_Extrait du document_
Le spectre amitié-amour

Salut !

Parfois, je me dis qu’il existe autant de relation que de pair d’individus. Mais parfois, j’ai quand-même envie de théoriser ce truc, alors qu’il est insaisissable tant il a de facettes.

Du coup j’essaie quand-même. Mais, à ce moment-là, les concepts d’ « amitié » et d’ « amour » sont trop peu pour décrire les différents degrés d’intimité relationnelle, et surtout leur signification dans les scripts existentiels qu’on suit tous comme des grands morts #SociétéDuSpectacle.

J’ai donc imaginé une nouvelle échelle pour situer mes types de relation. Pour moi c’est progressivement plus intime, mais peut-être pour vous il y a des choses plus intimes avant d’autres ?

Ami-très-vitef

C’est la personne à qui je fais un signe de main dans la rue, mais sans ralentir.

Ami-très-vitef-mais-moins

C’est la personne à qui je dis « salut, ça va ? », donc là on se parle, mais sans nous arrêter non plus, donc ça laisse juste le temps de répondre « bien, et toi? » et là on est déjà trop loin pour entendre une réponse éventuelle.

Ami-vitef

Ok, là on s’arrête 2-3 minutes quand on se croise dans la rue pour parler du taf et poser une question sur par exemple son frère parce qu’on était dans la même classe d’école pendant 2-3 ans.

_Consignes_
a) D'après le texte sur le spectre amitié-amour, quel geste fait-on en croisant un « ami-très-vitef » dans la rue ?
b) Recopiez fidèlement le passage du texte sur le spectre amitié-amour qui s'ouvre sur les mots contenant « Ami-très-vitef-mais-moins » et se referme sur « pendant 2-3 ans. ».
c) Poursuivez le texte sur le spectre amitié-amour à partir de sa dernière phrase.

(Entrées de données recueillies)
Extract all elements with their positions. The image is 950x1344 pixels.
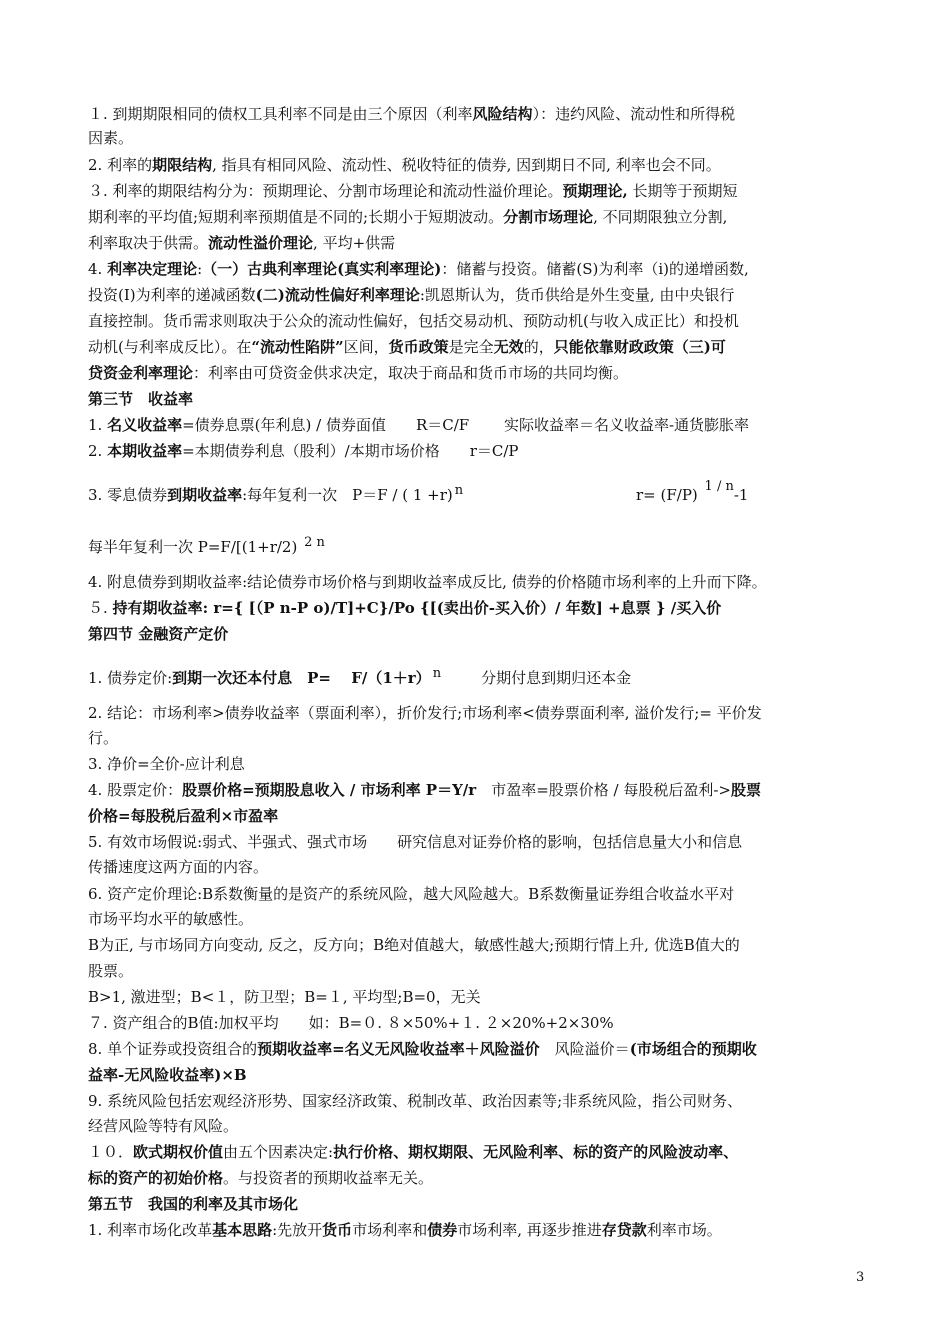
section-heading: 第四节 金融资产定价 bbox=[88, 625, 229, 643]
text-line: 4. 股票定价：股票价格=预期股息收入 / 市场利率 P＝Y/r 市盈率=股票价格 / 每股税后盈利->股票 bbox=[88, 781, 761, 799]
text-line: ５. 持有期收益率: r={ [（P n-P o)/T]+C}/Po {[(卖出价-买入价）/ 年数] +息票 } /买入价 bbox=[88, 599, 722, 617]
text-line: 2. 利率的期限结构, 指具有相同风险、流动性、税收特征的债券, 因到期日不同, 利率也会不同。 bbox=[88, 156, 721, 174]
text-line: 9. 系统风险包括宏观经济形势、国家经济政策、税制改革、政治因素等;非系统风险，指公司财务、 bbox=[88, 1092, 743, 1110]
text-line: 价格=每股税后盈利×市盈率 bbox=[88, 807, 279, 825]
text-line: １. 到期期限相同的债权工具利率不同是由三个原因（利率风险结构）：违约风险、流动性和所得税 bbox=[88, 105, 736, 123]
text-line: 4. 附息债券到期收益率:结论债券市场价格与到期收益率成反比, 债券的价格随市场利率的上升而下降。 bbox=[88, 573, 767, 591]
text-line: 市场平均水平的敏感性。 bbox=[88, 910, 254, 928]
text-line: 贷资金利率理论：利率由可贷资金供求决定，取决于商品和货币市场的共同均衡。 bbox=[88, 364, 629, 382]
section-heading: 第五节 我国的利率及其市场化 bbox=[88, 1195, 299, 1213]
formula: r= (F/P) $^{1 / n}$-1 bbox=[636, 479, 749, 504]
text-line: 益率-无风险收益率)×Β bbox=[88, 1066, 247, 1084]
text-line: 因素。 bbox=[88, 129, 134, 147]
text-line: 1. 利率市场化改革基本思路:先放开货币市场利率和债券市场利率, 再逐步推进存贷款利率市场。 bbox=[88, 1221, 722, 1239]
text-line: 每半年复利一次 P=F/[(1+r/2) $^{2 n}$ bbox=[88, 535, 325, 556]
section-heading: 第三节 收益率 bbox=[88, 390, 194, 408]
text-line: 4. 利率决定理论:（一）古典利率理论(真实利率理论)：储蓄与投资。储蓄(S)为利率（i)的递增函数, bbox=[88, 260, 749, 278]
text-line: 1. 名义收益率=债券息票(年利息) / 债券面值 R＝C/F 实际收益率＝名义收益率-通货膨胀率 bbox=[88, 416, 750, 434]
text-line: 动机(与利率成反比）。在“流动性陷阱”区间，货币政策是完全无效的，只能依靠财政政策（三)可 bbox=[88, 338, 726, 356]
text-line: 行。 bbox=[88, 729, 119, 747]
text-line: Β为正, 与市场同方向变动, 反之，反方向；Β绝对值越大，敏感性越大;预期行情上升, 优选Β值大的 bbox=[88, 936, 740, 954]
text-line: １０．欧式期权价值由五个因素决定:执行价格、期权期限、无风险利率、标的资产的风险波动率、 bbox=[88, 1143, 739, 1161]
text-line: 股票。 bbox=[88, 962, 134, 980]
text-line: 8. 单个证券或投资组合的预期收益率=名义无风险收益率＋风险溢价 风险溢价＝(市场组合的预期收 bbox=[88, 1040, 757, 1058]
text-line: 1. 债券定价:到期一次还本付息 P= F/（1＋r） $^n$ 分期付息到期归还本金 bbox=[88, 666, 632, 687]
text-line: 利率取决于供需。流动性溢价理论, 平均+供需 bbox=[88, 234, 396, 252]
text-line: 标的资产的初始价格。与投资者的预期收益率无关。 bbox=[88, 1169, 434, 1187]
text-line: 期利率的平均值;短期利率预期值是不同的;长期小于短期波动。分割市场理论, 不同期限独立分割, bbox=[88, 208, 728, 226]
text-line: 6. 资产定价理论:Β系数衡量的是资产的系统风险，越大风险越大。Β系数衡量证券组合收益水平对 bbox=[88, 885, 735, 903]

_Réponses_
a) On lui fait un signe de main, mais sans ralentir.

b)
Ami-très-vitef-mais-moins

C’est la personne à qui je dis « salut, ça va ? », donc là on se parle, mais sans nous arrêter non plus, donc ça laisse juste le temps de répondre « bien, et toi? » et là on est déjà trop loin pour entendre une réponse éventuelle.

Ami-vitef

Ok, là on s’arrête 2-3 minutes quand on se croise dans la rue pour parler du taf et poser une question sur par exemple son frère parce qu’on était dans la même classe d’école pendant 2-3 ans.

c)
Ami-collègue

Attention, il est très différent de Amir-Ouvrage, qui viendra après. C’est juste la personne avec qui on se force de rester poli, voir sympa, parce qu’on bosse au même endroit et que c’est déjà assez chiant comme ça pour commencer à risquer d’être sincère et de créer du drama.

Ami-café

Ben c’est quelqu’un-e que, si je la vois dans la rue, et que j’ai genre 20 minutes avant mon train, je ne vais pas préférer attendre seul, mais aller vers lui et dire « eh salut, t’as le temps pour un café ? » mais toute tentative de se voir autrement que pour un bref café n’aboutit jamais.

Ami-soirée

Un amie avec qui je fais la teuf, mais que je vois uniquement dans un contexte de fête, justement. Même si on se dit parfois « ‘faudrait trop qu’on se capte une fois ! » mais on le fait pas parce qu’en se voyant sans être désinhibé par une substance quelconque, on se gêne.

Ami-Amir

J’écris « amir », parce c’est là que pour ça commence à être flou entre l’amitié et l’amour.

Amir-vacances

Quelqu’un-e avec qui je suis ok de passer 1-2 semaines un peu tout le temps ensemble.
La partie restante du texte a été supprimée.